Given problem
Collect each line of the records containing the string "text".

::::

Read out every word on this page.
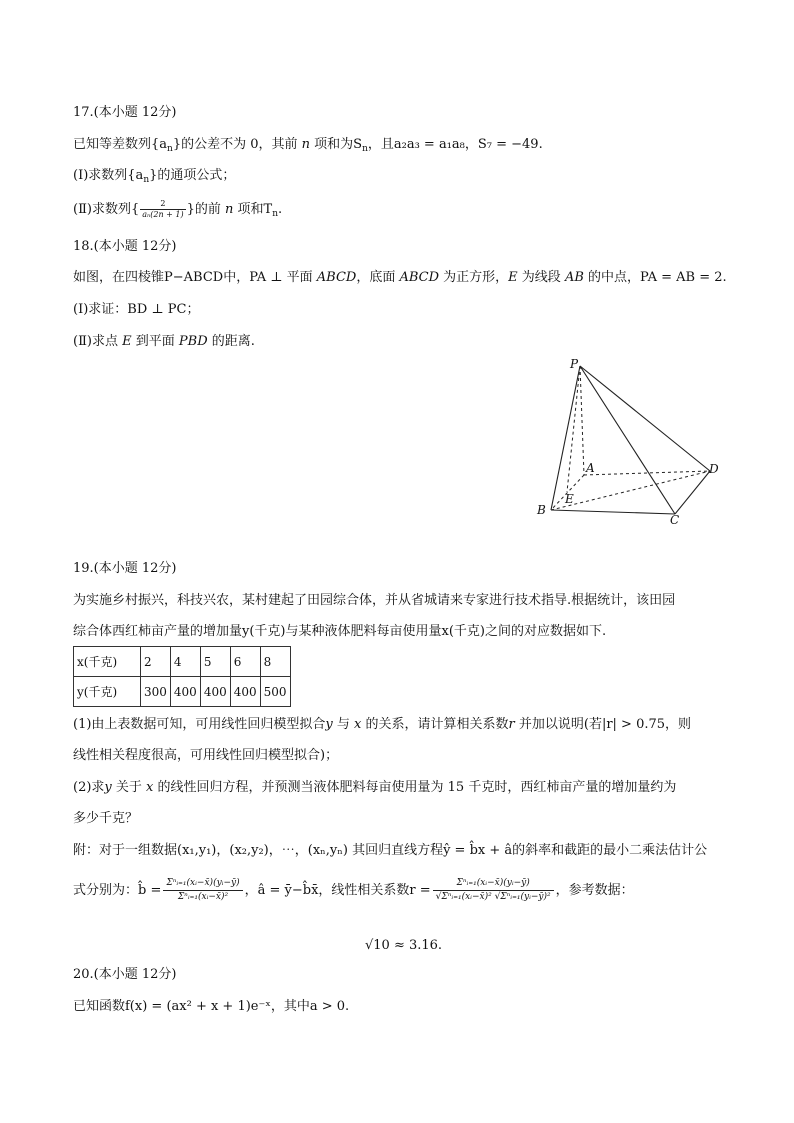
17.(本小题 12分)
已知等差数列$\{a_n\}$的公差不为 0，其前 n 项和为$S_n$，且a₂a₃ = a₁a₈，S₇ = −49.
(Ⅰ)求数列$\{a_n\}$的通项公式；
(Ⅱ)求数列{ $\frac{2}{\text{aₙ(2n + 1)}}$ }的前 n 项和$T_n$.
18.(本小题 12分)
如图，在四棱锥P−ABCD中，PA ⊥ 平面 ABCD，底面 ABCD 为正方形，E 为线段 AB 的中点，PA = AB = 2.
(Ⅰ)求证：BD ⊥ PC；
(Ⅱ)求点 E 到平面 PBD 的距离.
P
A
B
C
D
E
19.(本小题 12分)
为实施乡村振兴，科技兴农，某村建起了田园综合体，并从省城请来专家进行技术指导.根据统计，该田园
综合体西红柿亩产量的增加量y(千克)与某种液体肥料每亩使用量x(千克)之间的对应数据如下.
x(千克)	2	4	5	6	8
y(千克)	300	400	400	400	500
(1)由上表数据可知，可用线性回归模型拟合y 与 x 的关系，请计算相关系数r 并加以说明(若|r| > 0.75，则
线性相关程度很高，可用线性回归模型拟合)；
(2)求y 关于 x 的线性回归方程，并预测当液体肥料每亩使用量为 15 千克时，西红柿亩产量的增加量约为
多少千克？
附：对于一组数据(x₁,y₁)，(x₂,y₂)，⋯，(xₙ,yₙ) 其回归直线方程ŷ = b̂x + â的斜率和截距的最小二乘法估计公
式分别为：b̂ = $\frac{\text{Σⁿᵢ₌₁(xᵢ−x̄)(yᵢ−ȳ)}}{\text{Σⁿᵢ₌₁(xᵢ−x̄)²}}$ ，â = ȳ−b̂x̄，线性相关系数$r = \frac{\text{Σⁿᵢ₌₁(xᵢ−x̄)(yᵢ−ȳ)}}{\text{√Σⁿᵢ₌₁(xᵢ−x̄)² √Σⁿᵢ₌₁(yᵢ−ȳ)²}}$ ，参考数据：
√10 ≈ 3.16.
20.(本小题 12分)
已知函数f(x) = (ax² + x + 1)e⁻ˣ，其中a > 0.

::::

Correct output
(Ⅱ)求数列{ $\frac{2}{\text{aₙ(2n + 1)}}$ }的前 n 项和$T_n$.
式分别为：b̂ = $\frac{\text{Σⁿᵢ₌₁(xᵢ−x̄)(yᵢ−ȳ)}}{\text{Σⁿᵢ₌₁(xᵢ−x̄)²}}$ ，â = ȳ−b̂x̄，线性相关系数$r = \frac{\text{Σⁿᵢ₌₁(xᵢ−x̄)(yᵢ−ȳ)}}{\text{√Σⁿᵢ₌₁(xᵢ−x̄)² √Σⁿᵢ₌₁(yᵢ−ȳ)²}}$ ，参考数据：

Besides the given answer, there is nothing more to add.